AIM OF THE TASK:
Identify each line in the records below that contains the word "name", and copy it.

EXTRACTED RECORDS:
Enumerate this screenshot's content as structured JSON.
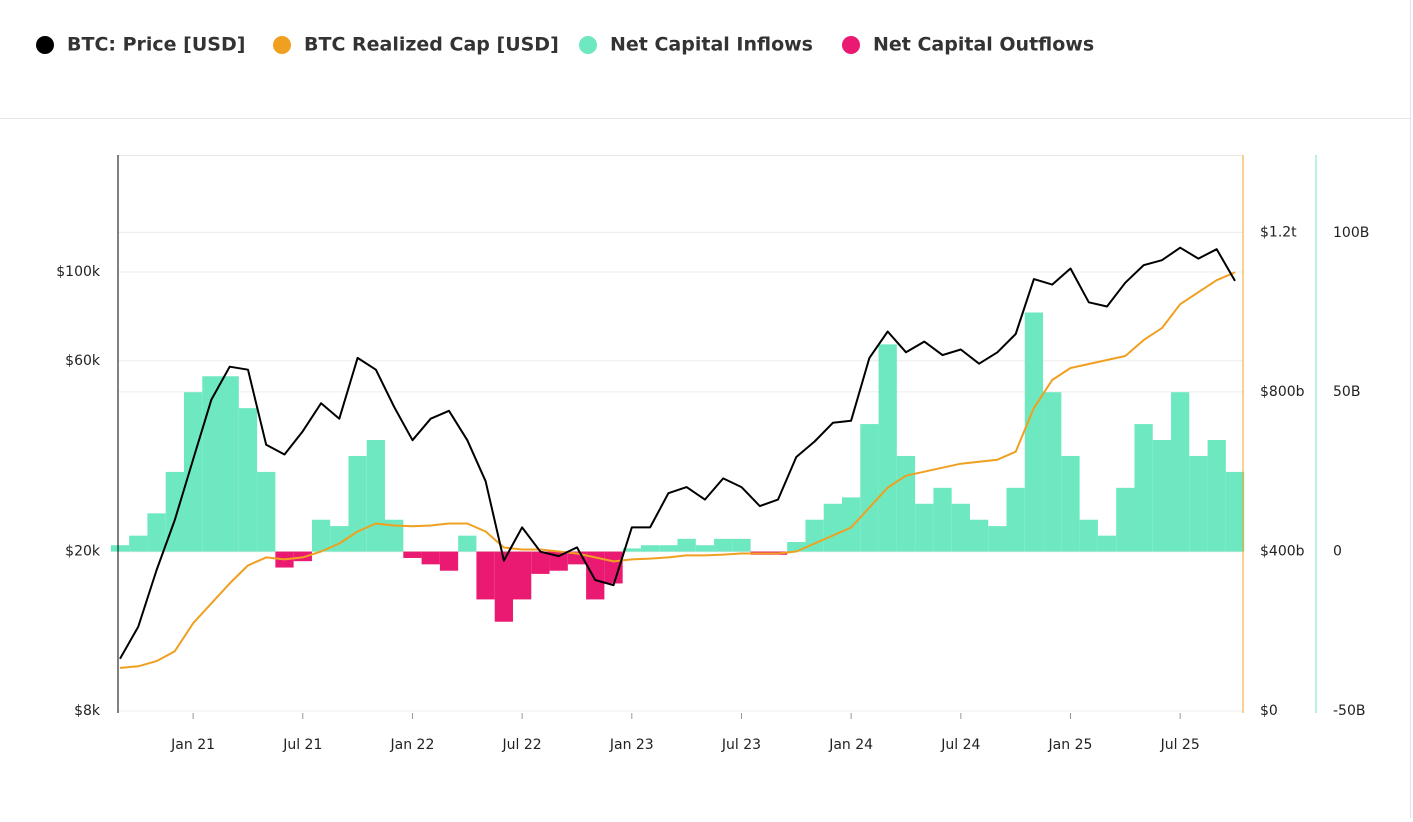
{
  "chart_data": {
    "type": "line",
    "x": [
      "2020-09",
      "2020-10",
      "2020-11",
      "2020-12",
      "2021-01",
      "2021-02",
      "2021-03",
      "2021-04",
      "2021-05",
      "2021-06",
      "2021-07",
      "2021-08",
      "2021-09",
      "2021-10",
      "2021-11",
      "2021-12",
      "2022-01",
      "2022-02",
      "2022-03",
      "2022-04",
      "2022-05",
      "2022-06",
      "2022-07",
      "2022-08",
      "2022-09",
      "2022-10",
      "2022-11",
      "2022-12",
      "2023-01",
      "2023-02",
      "2023-03",
      "2023-04",
      "2023-05",
      "2023-06",
      "2023-07",
      "2023-08",
      "2023-09",
      "2023-10",
      "2023-11",
      "2023-12",
      "2024-01",
      "2024-02",
      "2024-03",
      "2024-04",
      "2024-05",
      "2024-06",
      "2024-07",
      "2024-08",
      "2024-09",
      "2024-10",
      "2024-11",
      "2024-12",
      "2025-01",
      "2025-02",
      "2025-03",
      "2025-04",
      "2025-05",
      "2025-06",
      "2025-07",
      "2025-08",
      "2025-09",
      "2025-10"
    ],
    "xlim": [
      "2020-09",
      "2025-10"
    ],
    "xticks": [
      {
        "value": "2021-01",
        "label": "Jan 21"
      },
      {
        "value": "2021-07",
        "label": "Jul 21"
      },
      {
        "value": "2022-01",
        "label": "Jan 22"
      },
      {
        "value": "2022-07",
        "label": "Jul 22"
      },
      {
        "value": "2023-01",
        "label": "Jan 23"
      },
      {
        "value": "2023-07",
        "label": "Jul 23"
      },
      {
        "value": "2024-01",
        "label": "Jan 24"
      },
      {
        "value": "2024-07",
        "label": "Jul 24"
      },
      {
        "value": "2025-01",
        "label": "Jan 25"
      },
      {
        "value": "2025-07",
        "label": "Jul 25"
      }
    ],
    "ylim": [
      8000,
      196000
    ],
    "ylog": true,
    "yticks": [
      {
        "value": 8000,
        "label": "$8k"
      },
      {
        "value": 20000,
        "label": "$20k"
      },
      {
        "value": 60000,
        "label": "$60k"
      },
      {
        "value": 100000,
        "label": "$100k"
      }
    ],
    "y2lim": [
      0,
      1394000000000.0
    ],
    "y2ticks": [
      {
        "value": 0,
        "label": "$0"
      },
      {
        "value": 400000000000.0,
        "label": "$400b"
      },
      {
        "value": 800000000000.0,
        "label": "$800b"
      },
      {
        "value": 1200000000000.0,
        "label": "$1.2t"
      }
    ],
    "y3lim": [
      -50000000000.0,
      124400000000.0
    ],
    "y3ticks": [
      {
        "value": -50000000000.0,
        "label": "-50B"
      },
      {
        "value": 0,
        "label": "0"
      },
      {
        "value": 50000000000.0,
        "label": "50B"
      },
      {
        "value": 100000000000.0,
        "label": "100B"
      }
    ],
    "grid": true,
    "series": [
      {
        "name": "BTC: Price [USD]",
        "color": "#000000",
        "type": "line",
        "axis": "y",
        "values": [
          10800,
          13000,
          18000,
          24000,
          34000,
          48000,
          58000,
          57000,
          37000,
          35000,
          40000,
          47000,
          43000,
          61000,
          57000,
          46000,
          38000,
          43000,
          45000,
          38000,
          30000,
          19000,
          23000,
          20000,
          19500,
          20500,
          17000,
          16500,
          23000,
          23000,
          28000,
          29000,
          27000,
          30500,
          29000,
          26000,
          27000,
          34500,
          37700,
          42000,
          42500,
          61000,
          71000,
          63000,
          67000,
          62000,
          64000,
          59000,
          63000,
          70000,
          96000,
          93000,
          102000,
          84000,
          82000,
          94000,
          104000,
          107000,
          115000,
          108000,
          114000,
          95000
        ]
      },
      {
        "name": "BTC Realized Cap [USD]",
        "color": "#f0a020",
        "type": "line",
        "axis": "y2",
        "values": [
          108000000000.0,
          112000000000.0,
          125000000000.0,
          150000000000.0,
          220000000000.0,
          270000000000.0,
          320000000000.0,
          365000000000.0,
          385000000000.0,
          380000000000.0,
          385000000000.0,
          400000000000.0,
          420000000000.0,
          450000000000.0,
          470000000000.0,
          465000000000.0,
          463000000000.0,
          465000000000.0,
          470000000000.0,
          470000000000.0,
          450000000000.0,
          410000000000.0,
          405000000000.0,
          405000000000.0,
          400000000000.0,
          395000000000.0,
          385000000000.0,
          375000000000.0,
          380000000000.0,
          382000000000.0,
          385000000000.0,
          390000000000.0,
          390000000000.0,
          392000000000.0,
          395000000000.0,
          395000000000.0,
          395000000000.0,
          400000000000.0,
          420000000000.0,
          440000000000.0,
          460000000000.0,
          510000000000.0,
          560000000000.0,
          590000000000.0,
          600000000000.0,
          610000000000.0,
          620000000000.0,
          625000000000.0,
          630000000000.0,
          650000000000.0,
          760000000000.0,
          830000000000.0,
          860000000000.0,
          870000000000.0,
          880000000000.0,
          890000000000.0,
          930000000000.0,
          960000000000.0,
          1020000000000.0,
          1050000000000.0,
          1080000000000.0,
          1100000000000.0
        ]
      },
      {
        "name": "Net Capital Inflows",
        "color": "#6ee8c0",
        "type": "bar",
        "axis": "y3",
        "values": [
          2000000000.0,
          5000000000.0,
          12000000000.0,
          25000000000.0,
          50000000000.0,
          55000000000.0,
          55000000000.0,
          45000000000.0,
          25000000000.0,
          null,
          null,
          10000000000.0,
          8000000000.0,
          30000000000.0,
          35000000000.0,
          10000000000.0,
          null,
          null,
          null,
          5000000000.0,
          null,
          null,
          null,
          null,
          null,
          null,
          null,
          null,
          1000000000.0,
          2000000000.0,
          2000000000.0,
          4000000000.0,
          2000000000.0,
          4000000000.0,
          4000000000.0,
          null,
          null,
          3000000000.0,
          10000000000.0,
          15000000000.0,
          17000000000.0,
          40000000000.0,
          65000000000.0,
          30000000000.0,
          15000000000.0,
          20000000000.0,
          15000000000.0,
          10000000000.0,
          8000000000.0,
          20000000000.0,
          75000000000.0,
          50000000000.0,
          30000000000.0,
          10000000000.0,
          5000000000.0,
          20000000000.0,
          40000000000.0,
          35000000000.0,
          50000000000.0,
          30000000000.0,
          35000000000.0,
          25000000000.0
        ]
      },
      {
        "name": "Net Capital Outflows",
        "color": "#ea1a72",
        "type": "bar",
        "axis": "y3",
        "values": [
          null,
          null,
          null,
          null,
          null,
          null,
          null,
          null,
          null,
          -5000000000.0,
          -3000000000.0,
          null,
          null,
          null,
          null,
          null,
          -2000000000.0,
          -4000000000.0,
          -6000000000.0,
          null,
          -15000000000.0,
          -22000000000.0,
          -15000000000.0,
          -7000000000.0,
          -6000000000.0,
          -4000000000.0,
          -15000000000.0,
          -10000000000.0,
          null,
          null,
          null,
          null,
          null,
          null,
          null,
          -1000000000.0,
          -1000000000.0,
          null,
          null,
          null,
          null,
          null,
          null,
          null,
          null,
          null,
          null,
          null,
          null,
          null,
          null,
          null,
          null,
          null,
          null,
          null,
          null,
          null,
          null,
          null,
          null,
          null
        ]
      }
    ]
  }
}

RIGHT ANSWER:
        "name": "BTC: Price [USD]",
        "name": "BTC Realized Cap [USD]",
        "name": "Net Capital Inflows",
        "name": "Net Capital Outflows",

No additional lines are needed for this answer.